What you should do: Please format every line of the material as a JSON array of strings, one string per line, with blank lines omitted.
———
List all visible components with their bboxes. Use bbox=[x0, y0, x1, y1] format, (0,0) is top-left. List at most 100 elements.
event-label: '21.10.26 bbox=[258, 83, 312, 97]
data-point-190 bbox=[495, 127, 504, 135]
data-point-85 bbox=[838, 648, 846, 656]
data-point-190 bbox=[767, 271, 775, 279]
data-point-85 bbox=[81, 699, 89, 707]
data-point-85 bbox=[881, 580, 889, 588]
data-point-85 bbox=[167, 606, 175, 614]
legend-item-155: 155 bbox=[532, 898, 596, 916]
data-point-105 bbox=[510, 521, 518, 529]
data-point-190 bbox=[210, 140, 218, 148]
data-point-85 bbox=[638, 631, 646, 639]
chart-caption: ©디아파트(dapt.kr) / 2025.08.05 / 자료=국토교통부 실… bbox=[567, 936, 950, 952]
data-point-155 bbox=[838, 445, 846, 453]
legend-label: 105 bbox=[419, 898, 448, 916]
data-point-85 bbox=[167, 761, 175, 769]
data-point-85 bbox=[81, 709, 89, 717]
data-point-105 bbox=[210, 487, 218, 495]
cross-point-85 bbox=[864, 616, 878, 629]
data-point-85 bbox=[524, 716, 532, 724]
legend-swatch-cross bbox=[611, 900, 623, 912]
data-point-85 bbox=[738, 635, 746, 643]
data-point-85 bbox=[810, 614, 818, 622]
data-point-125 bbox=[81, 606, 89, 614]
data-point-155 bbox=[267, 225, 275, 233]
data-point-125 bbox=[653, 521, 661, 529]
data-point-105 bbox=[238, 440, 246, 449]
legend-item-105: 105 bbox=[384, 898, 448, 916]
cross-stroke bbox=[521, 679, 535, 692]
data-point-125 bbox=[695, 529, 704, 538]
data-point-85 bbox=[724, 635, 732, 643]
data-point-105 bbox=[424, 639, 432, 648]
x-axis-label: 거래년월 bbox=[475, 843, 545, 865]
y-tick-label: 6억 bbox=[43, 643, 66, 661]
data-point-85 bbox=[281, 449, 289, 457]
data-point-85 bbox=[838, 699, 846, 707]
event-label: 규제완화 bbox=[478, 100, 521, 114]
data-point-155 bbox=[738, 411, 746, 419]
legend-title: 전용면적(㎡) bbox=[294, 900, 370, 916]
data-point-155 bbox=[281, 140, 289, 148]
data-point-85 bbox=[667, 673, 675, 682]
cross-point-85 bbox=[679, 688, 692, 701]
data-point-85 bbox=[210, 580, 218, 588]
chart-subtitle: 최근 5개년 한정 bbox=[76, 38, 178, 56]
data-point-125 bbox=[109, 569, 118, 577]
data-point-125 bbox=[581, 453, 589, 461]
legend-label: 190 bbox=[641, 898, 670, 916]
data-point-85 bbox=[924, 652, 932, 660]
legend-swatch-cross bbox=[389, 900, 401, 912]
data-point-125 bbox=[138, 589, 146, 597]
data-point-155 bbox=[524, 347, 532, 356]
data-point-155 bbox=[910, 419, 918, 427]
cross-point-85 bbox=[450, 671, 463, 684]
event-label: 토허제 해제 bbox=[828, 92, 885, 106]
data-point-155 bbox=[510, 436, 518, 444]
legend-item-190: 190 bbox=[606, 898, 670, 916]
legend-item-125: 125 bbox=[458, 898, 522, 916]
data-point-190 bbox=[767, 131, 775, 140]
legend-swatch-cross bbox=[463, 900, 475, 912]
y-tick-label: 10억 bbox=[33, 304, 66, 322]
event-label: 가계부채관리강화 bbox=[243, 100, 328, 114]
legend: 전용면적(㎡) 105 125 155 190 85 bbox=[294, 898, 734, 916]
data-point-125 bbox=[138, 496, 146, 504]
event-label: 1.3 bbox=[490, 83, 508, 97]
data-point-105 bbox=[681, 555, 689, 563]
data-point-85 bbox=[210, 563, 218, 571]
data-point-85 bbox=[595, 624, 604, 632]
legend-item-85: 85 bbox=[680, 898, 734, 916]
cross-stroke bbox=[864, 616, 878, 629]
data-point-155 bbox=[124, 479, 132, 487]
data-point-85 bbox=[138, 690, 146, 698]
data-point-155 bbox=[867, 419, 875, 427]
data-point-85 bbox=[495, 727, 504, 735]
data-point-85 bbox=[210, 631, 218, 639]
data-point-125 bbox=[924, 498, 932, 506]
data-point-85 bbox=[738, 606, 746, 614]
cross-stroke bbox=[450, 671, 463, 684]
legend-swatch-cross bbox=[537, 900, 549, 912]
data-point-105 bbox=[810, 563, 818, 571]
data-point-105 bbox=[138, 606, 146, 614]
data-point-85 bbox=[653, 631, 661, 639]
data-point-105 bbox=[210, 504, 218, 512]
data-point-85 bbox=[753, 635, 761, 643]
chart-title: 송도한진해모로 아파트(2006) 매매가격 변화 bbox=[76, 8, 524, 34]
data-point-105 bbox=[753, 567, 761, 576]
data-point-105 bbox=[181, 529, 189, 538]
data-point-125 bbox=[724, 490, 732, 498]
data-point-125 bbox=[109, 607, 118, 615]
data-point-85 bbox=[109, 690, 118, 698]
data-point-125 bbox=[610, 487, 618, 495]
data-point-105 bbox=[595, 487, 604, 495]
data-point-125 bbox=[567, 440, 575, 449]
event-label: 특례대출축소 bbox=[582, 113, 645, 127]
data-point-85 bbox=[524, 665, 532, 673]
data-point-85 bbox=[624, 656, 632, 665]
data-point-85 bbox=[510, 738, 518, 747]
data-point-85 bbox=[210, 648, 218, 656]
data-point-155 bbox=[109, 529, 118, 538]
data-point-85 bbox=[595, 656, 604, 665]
———
Response to the exercise:
[
  "List all visible components with their bboxes. Use bbox=[x0, y0, x1, y1] format, (0,0) is top-left. List at most 100 elements.",
  "event-label: '21.10.26 bbox=[258, 83, 312, 97]",
  "data-point-190 bbox=[495, 127, 504, 135]",
  "data-point-85 bbox=[838, 648, 846, 656]",
  "data-point-190 bbox=[767, 271, 775, 279]",
  "data-point-85 bbox=[81, 699, 89, 707]",
  "data-point-85 bbox=[881, 580, 889, 588]",
  "data-point-85 bbox=[167, 606, 175, 614]",
  "legend-item-155: 155 bbox=[532, 898, 596, 916]",
  "data-point-105 bbox=[510, 521, 518, 529]",
  "data-point-190 bbox=[210, 140, 218, 148]",
  "data-point-85 bbox=[638, 631, 646, 639]",
  "chart-caption: ©디아파트(dapt.kr) / 2025.08.05 / 자료=국토교통부 실… bbox=[567, 936, 950, 952]",
  "data-point-155 bbox=[838, 445, 846, 453]",
  "legend-label: 105 bbox=[419, 898, 448, 916]",
  "data-point-85 bbox=[167, 761, 175, 769]",
  "data-point-85 bbox=[81, 709, 89, 717]",
  "data-point-105 bbox=[210, 487, 218, 495]",
  "cross-point-85 bbox=[864, 616, 878, 629]",
  "data-point-85 bbox=[524, 716, 532, 724]",
  "legend-swatch-cross bbox=[611, 900, 623, 912]",
  "data-point-85 bbox=[738, 635, 746, 643]",
  "data-point-85 bbox=[810, 614, 818, 622]",
  "data-point-125 bbox=[81, 606, 89, 614]",
  "data-point-155 bbox=[267, 225, 275, 233]",
  "data-point-125 bbox=[653, 521, 661, 529]",
  "data-point-105 bbox=[238, 440, 246, 449]",
  "legend-item-105: 105 bbox=[384, 898, 448, 916]",
  "cross-stroke bbox=[521, 679, 535, 692]",
  "data-point-125 bbox=[695, 529, 704, 538]",
  "data-point-85 bbox=[724, 635, 732, 643]",
  "data-point-105 bbox=[424, 639, 432, 648]",
  "x-axis-label: 거래년월 bbox=[475, 843, 545, 865]",
  "y-tick-label: 6억 bbox=[43, 643, 66, 661]",
  "data-point-85 bbox=[281, 449, 289, 457]",
  "data-point-85 bbox=[838, 699, 846, 707]",
  "event-label: 규제완화 bbox=[478, 100, 521, 114]",
  "data-point-155 bbox=[738, 411, 746, 419]",
  "legend-title: 전용면적(㎡) bbox=[294, 900, 370, 916]",
  "data-point-155 bbox=[281, 140, 289, 148]",
  "data-point-85 bbox=[667, 673, 675, 682]",
  "cross-point-85 bbox=[679, 688, 692, 701]",
  "data-point-85 bbox=[210, 580, 218, 588]",
  "chart-subtitle: 최근 5개년 한정 bbox=[76, 38, 178, 56]",
  "data-point-125 bbox=[109, 569, 118, 577]",
  "data-point-125 bbox=[581, 453, 589, 461]",
  "legend-label: 190 bbox=[641, 898, 670, 916]",
  "data-point-85 bbox=[924, 652, 932, 660]",
  "legend-swatch-cross bbox=[389, 900, 401, 912]",
  "data-point-125 bbox=[138, 589, 146, 597]",
  "data-point-155 bbox=[524, 347, 532, 356]",
  "data-point-155 bbox=[910, 419, 918, 427]",
  "cross-point-85 bbox=[450, 671, 463, 684]",
  "event-label: 토허제 해제 bbox=[828, 92, 885, 106]",
  "data-point-155 bbox=[510, 436, 518, 444]",
  "legend-item-190: 190 bbox=[606, 898, 670, 916]",
  "legend-item-125: 125 bbox=[458, 898, 522, 916]",
  "data-point-190 bbox=[767, 131, 775, 140]",
  "legend-swatch-cross bbox=[463, 900, 475, 912]",
  "y-tick-label: 10억 bbox=[33, 304, 66, 322]",
  "event-label: 가계부채관리강화 bbox=[243, 100, 328, 114]",
  "legend: 전용면적(㎡) 105 125 155 190 85 bbox=[294, 898, 734, 916]",
  "data-point-125 bbox=[138, 496, 146, 504]",
  "event-label: 1.3 bbox=[490, 83, 508, 97]",
  "data-point-105 bbox=[681, 555, 689, 563]",
  "data-point-85 bbox=[210, 563, 218, 571]",
  "data-point-85 bbox=[595, 624, 604, 632]",
  "legend-item-85: 85 bbox=[680, 898, 734, 916]",
  "cross-stroke bbox=[864, 616, 878, 629]",
  "data-point-155 bbox=[124, 479, 132, 487]",
  "data-point-85 bbox=[138, 690, 146, 698]",
  "data-point-155 bbox=[867, 419, 875, 427]",
  "data-point-85 bbox=[495, 727, 504, 735]",
  "data-point-85 bbox=[210, 631, 218, 639]",
  "data-point-125 bbox=[924, 498, 932, 506]",
  "data-point-85 bbox=[738, 606, 746, 614]",
  "cross-stroke bbox=[450, 671, 463, 684]",
  "legend-swatch-cross bbox=[537, 900, 549, 912]",
  "data-point-105 bbox=[810, 563, 818, 571]",
  "data-point-105 bbox=[138, 606, 146, 614]",
  "data-point-85 bbox=[653, 631, 661, 639]",
  "data-point-105 bbox=[210, 504, 218, 512]",
  "data-point-85 bbox=[753, 635, 761, 643]",
  "chart-title: 송도한진해모로 아파트(2006) 매매가격 변화 bbox=[76, 8, 524, 34]",
  "data-point-105 bbox=[753, 567, 761, 576]",
  "data-point-105 bbox=[181, 529, 189, 538]",
  "data-point-125 bbox=[724, 490, 732, 498]",
  "data-point-125 bbox=[109, 607, 118, 615]",
  "data-point-85 bbox=[109, 690, 118, 698]",
  "data-point-125 bbox=[610, 487, 618, 495]",
  "data-point-105 bbox=[595, 487, 604, 495]",
  "data-point-125 bbox=[567, 440, 575, 449]",
  "event-label: 특례대출축소 bbox=[582, 113, 645, 127]",
  "data-point-85 bbox=[524, 665, 532, 673]",
  "data-point-85 bbox=[624, 656, 632, 665]",
  "data-point-85 bbox=[510, 738, 518, 747]",
  "data-point-85 bbox=[210, 648, 218, 656]",
  "data-point-155 bbox=[109, 529, 118, 538]",
  "data-point-85 bbox=[595, 656, 604, 665]"
]